> [Collected data entries]:
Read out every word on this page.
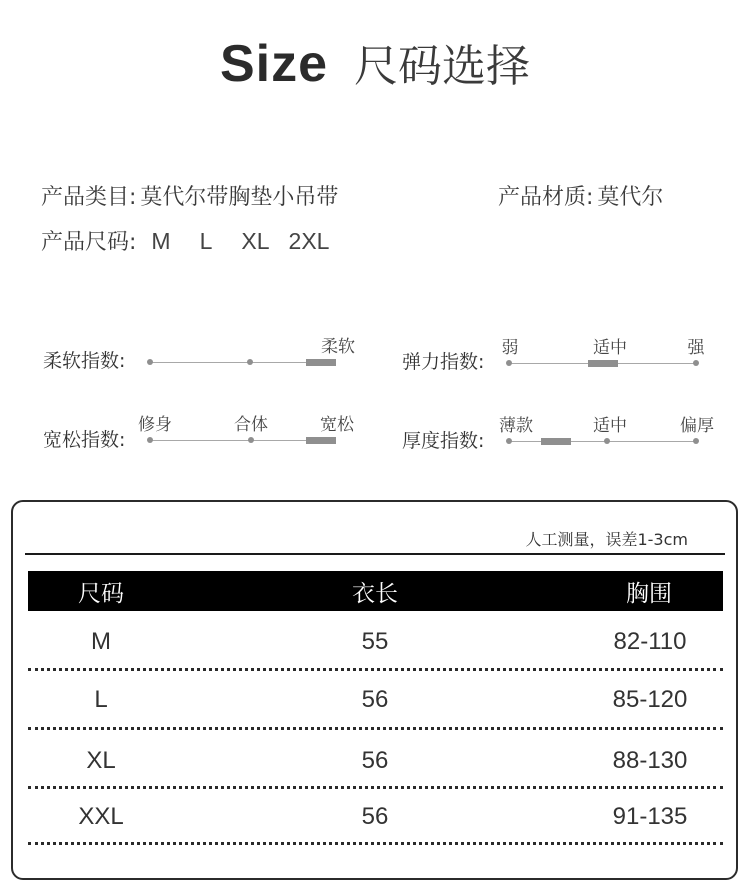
Size 尺码选择
产品类目: 莫代尔带胸垫小吊带	产品材质: 莫代尔
产品尺码: M L XL 2XL
柔软指数:
柔软
弹力指数:
弱	适中	强
宽松指数:
修身	合体	宽松
厚度指数:
薄款	适中	偏厚
人工测量，误差1-3cm
尺码	衣长	胸围
M	55	82-110
L	56	85-120
XL	56	88-130
XXL	56	91-135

> [Stated goal]:
Without including any pictures, please restate all the records exactly.

> [Problem solution]:
Read out every word on this page.
Size 尺码选择
产品类目: 莫代尔带胸垫小吊带	产品材质: 莫代尔
产品尺码: M L XL 2XL
柔软指数:
柔软
弹力指数:
弱	适中	强
宽松指数:
修身	合体	宽松
厚度指数:
薄款	适中	偏厚
人工测量，误差1-3cm
尺码	衣长	胸围
M	55	82-110
L	56	85-120
XL	56	88-130
XXL	56	91-135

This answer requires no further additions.